Go through the records underneath and write each one out again exactly.

--- BEGIN Listed entries ---

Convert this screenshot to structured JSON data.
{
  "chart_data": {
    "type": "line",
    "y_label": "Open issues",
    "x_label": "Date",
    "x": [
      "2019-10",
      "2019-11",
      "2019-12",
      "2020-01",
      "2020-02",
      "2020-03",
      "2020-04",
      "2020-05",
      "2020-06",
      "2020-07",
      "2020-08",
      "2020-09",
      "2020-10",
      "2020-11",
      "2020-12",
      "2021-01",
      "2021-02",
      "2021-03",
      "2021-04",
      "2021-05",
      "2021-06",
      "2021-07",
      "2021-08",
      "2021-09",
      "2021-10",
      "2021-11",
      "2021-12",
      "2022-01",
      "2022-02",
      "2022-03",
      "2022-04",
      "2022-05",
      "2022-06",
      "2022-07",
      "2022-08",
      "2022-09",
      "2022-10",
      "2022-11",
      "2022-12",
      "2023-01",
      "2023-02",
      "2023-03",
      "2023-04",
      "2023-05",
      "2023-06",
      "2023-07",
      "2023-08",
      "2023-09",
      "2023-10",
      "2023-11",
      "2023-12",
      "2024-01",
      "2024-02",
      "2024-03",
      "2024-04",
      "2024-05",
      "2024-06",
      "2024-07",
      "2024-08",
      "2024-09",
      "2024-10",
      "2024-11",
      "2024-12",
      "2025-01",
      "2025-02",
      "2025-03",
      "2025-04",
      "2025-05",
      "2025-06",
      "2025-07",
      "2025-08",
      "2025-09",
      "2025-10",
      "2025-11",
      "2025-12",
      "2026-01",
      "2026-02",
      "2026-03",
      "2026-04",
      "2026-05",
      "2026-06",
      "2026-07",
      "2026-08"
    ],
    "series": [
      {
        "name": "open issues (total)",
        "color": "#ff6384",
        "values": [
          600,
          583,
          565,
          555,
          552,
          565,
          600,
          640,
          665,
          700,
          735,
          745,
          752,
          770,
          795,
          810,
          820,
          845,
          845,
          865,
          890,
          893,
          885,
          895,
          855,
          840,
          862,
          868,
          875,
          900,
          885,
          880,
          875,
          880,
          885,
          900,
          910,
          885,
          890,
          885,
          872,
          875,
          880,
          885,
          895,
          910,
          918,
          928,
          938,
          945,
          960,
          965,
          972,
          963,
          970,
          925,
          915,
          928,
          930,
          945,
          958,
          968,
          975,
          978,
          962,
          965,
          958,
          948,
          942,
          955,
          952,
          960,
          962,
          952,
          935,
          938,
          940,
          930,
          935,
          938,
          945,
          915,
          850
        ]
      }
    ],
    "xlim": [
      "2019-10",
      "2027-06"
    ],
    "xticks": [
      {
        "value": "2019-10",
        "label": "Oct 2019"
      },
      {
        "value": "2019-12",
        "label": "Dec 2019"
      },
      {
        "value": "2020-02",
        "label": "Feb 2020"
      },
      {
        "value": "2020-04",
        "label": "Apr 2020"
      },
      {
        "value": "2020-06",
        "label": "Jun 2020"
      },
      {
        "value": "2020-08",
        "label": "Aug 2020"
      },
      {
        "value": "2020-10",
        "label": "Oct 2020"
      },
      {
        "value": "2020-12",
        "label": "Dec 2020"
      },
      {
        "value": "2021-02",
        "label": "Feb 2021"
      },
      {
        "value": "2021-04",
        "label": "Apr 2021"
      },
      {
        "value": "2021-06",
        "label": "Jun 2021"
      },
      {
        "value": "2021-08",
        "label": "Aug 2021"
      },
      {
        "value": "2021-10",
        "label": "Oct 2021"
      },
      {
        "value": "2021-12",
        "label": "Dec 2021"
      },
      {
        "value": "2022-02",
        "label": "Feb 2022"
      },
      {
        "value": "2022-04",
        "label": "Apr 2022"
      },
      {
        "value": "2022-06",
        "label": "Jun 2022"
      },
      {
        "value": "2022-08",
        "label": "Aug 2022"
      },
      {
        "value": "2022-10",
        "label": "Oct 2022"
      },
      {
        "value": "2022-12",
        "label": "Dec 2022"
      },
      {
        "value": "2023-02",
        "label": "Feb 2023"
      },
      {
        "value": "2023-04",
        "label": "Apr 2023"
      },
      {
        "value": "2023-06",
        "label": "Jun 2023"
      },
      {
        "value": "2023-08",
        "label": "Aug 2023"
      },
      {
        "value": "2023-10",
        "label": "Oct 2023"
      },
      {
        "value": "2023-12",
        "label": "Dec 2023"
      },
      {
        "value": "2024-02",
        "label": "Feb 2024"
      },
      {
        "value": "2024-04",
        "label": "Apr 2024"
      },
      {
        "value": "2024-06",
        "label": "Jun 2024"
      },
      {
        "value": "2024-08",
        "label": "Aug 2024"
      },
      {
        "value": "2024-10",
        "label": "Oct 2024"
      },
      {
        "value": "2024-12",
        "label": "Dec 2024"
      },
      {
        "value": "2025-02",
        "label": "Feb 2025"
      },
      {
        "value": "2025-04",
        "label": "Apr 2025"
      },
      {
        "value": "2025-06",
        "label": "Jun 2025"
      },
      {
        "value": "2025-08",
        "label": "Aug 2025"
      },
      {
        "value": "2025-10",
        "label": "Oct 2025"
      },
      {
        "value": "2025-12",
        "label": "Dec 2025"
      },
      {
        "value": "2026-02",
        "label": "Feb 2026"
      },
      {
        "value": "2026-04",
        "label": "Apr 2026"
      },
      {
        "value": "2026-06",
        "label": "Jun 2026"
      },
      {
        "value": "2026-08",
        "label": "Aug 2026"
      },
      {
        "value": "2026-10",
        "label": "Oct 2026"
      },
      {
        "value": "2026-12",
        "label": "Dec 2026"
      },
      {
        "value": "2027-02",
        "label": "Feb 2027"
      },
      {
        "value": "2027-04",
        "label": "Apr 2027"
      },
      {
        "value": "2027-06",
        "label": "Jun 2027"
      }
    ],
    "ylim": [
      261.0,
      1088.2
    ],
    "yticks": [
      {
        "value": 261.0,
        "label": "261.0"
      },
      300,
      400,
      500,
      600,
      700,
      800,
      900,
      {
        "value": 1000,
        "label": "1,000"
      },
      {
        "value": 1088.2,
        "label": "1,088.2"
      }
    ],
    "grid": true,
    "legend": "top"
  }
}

--- END Listed entries ---

Answer to this problem =
Convert this screenshot to structured JSON data.
{
  "chart_data": {
    "type": "line",
    "y_label": "Open issues",
    "x_label": "Date",
    "x": [
      "2019-10",
      "2019-11",
      "2019-12",
      "2020-01",
      "2020-02",
      "2020-03",
      "2020-04",
      "2020-05",
      "2020-06",
      "2020-07",
      "2020-08",
      "2020-09",
      "2020-10",
      "2020-11",
      "2020-12",
      "2021-01",
      "2021-02",
      "2021-03",
      "2021-04",
      "2021-05",
      "2021-06",
      "2021-07",
      "2021-08",
      "2021-09",
      "2021-10",
      "2021-11",
      "2021-12",
      "2022-01",
      "2022-02",
      "2022-03",
      "2022-04",
      "2022-05",
      "2022-06",
      "2022-07",
      "2022-08",
      "2022-09",
      "2022-10",
      "2022-11",
      "2022-12",
      "2023-01",
      "2023-02",
      "2023-03",
      "2023-04",
      "2023-05",
      "2023-06",
      "2023-07",
      "2023-08",
      "2023-09",
      "2023-10",
      "2023-11",
      "2023-12",
      "2024-01",
      "2024-02",
      "2024-03",
      "2024-04",
      "2024-05",
      "2024-06",
      "2024-07",
      "2024-08",
      "2024-09",
      "2024-10",
      "2024-11",
      "2024-12",
      "2025-01",
      "2025-02",
      "2025-03",
      "2025-04",
      "2025-05",
      "2025-06",
      "2025-07",
      "2025-08",
      "2025-09",
      "2025-10",
      "2025-11",
      "2025-12",
      "2026-01",
      "2026-02",
      "2026-03",
      "2026-04",
      "2026-05",
      "2026-06",
      "2026-07",
      "2026-08"
    ],
    "series": [
      {
        "name": "open issues (total)",
        "color": "#ff6384",
        "values": [
          600,
          583,
          565,
          555,
          552,
          565,
          600,
          640,
          665,
          700,
          735,
          745,
          752,
          770,
          795,
          810,
          820,
          845,
          845,
          865,
          890,
          893,
          885,
          895,
          855,
          840,
          862,
          868,
          875,
          900,
          885,
          880,
          875,
          880,
          885,
          900,
          910,
          885,
          890,
          885,
          872,
          875,
          880,
          885,
          895,
          910,
          918,
          928,
          938,
          945,
          960,
          965,
          972,
          963,
          970,
          925,
          915,
          928,
          930,
          945,
          958,
          968,
          975,
          978,
          962,
          965,
          958,
          948,
          942,
          955,
          952,
          960,
          962,
          952,
          935,
          938,
          940,
          930,
          935,
          938,
          945,
          915,
          850
        ]
      }
    ],
    "xlim": [
      "2019-10",
      "2027-06"
    ],
    "xticks": [
      {
        "value": "2019-10",
        "label": "Oct 2019"
      },
      {
        "value": "2019-12",
        "label": "Dec 2019"
      },
      {
        "value": "2020-02",
        "label": "Feb 2020"
      },
      {
        "value": "2020-04",
        "label": "Apr 2020"
      },
      {
        "value": "2020-06",
        "label": "Jun 2020"
      },
      {
        "value": "2020-08",
        "label": "Aug 2020"
      },
      {
        "value": "2020-10",
        "label": "Oct 2020"
      },
      {
        "value": "2020-12",
        "label": "Dec 2020"
      },
      {
        "value": "2021-02",
        "label": "Feb 2021"
      },
      {
        "value": "2021-04",
        "label": "Apr 2021"
      },
      {
        "value": "2021-06",
        "label": "Jun 2021"
      },
      {
        "value": "2021-08",
        "label": "Aug 2021"
      },
      {
        "value": "2021-10",
        "label": "Oct 2021"
      },
      {
        "value": "2021-12",
        "label": "Dec 2021"
      },
      {
        "value": "2022-02",
        "label": "Feb 2022"
      },
      {
        "value": "2022-04",
        "label": "Apr 2022"
      },
      {
        "value": "2022-06",
        "label": "Jun 2022"
      },
      {
        "value": "2022-08",
        "label": "Aug 2022"
      },
      {
        "value": "2022-10",
        "label": "Oct 2022"
      },
      {
        "value": "2022-12",
        "label": "Dec 2022"
      },
      {
        "value": "2023-02",
        "label": "Feb 2023"
      },
      {
        "value": "2023-04",
        "label": "Apr 2023"
      },
      {
        "value": "2023-06",
        "label": "Jun 2023"
      },
      {
        "value": "2023-08",
        "label": "Aug 2023"
      },
      {
        "value": "2023-10",
        "label": "Oct 2023"
      },
      {
        "value": "2023-12",
        "label": "Dec 2023"
      },
      {
        "value": "2024-02",
        "label": "Feb 2024"
      },
      {
        "value": "2024-04",
        "label": "Apr 2024"
      },
      {
        "value": "2024-06",
        "label": "Jun 2024"
      },
      {
        "value": "2024-08",
        "label": "Aug 2024"
      },
      {
        "value": "2024-10",
        "label": "Oct 2024"
      },
      {
        "value": "2024-12",
        "label": "Dec 2024"
      },
      {
        "value": "2025-02",
        "label": "Feb 2025"
      },
      {
        "value": "2025-04",
        "label": "Apr 2025"
      },
      {
        "value": "2025-06",
        "label": "Jun 2025"
      },
      {
        "value": "2025-08",
        "label": "Aug 2025"
      },
      {
        "value": "2025-10",
        "label": "Oct 2025"
      },
      {
        "value": "2025-12",
        "label": "Dec 2025"
      },
      {
        "value": "2026-02",
        "label": "Feb 2026"
      },
      {
        "value": "2026-04",
        "label": "Apr 2026"
      },
      {
        "value": "2026-06",
        "label": "Jun 2026"
      },
      {
        "value": "2026-08",
        "label": "Aug 2026"
      },
      {
        "value": "2026-10",
        "label": "Oct 2026"
      },
      {
        "value": "2026-12",
        "label": "Dec 2026"
      },
      {
        "value": "2027-02",
        "label": "Feb 2027"
      },
      {
        "value": "2027-04",
        "label": "Apr 2027"
      },
      {
        "value": "2027-06",
        "label": "Jun 2027"
      }
    ],
    "ylim": [
      261.0,
      1088.2
    ],
    "yticks": [
      {
        "value": 261.0,
        "label": "261.0"
      },
      300,
      400,
      500,
      600,
      700,
      800,
      900,
      {
        "value": 1000,
        "label": "1,000"
      },
      {
        "value": 1088.2,
        "label": "1,088.2"
      }
    ],
    "grid": true,
    "legend": "top"
  }
}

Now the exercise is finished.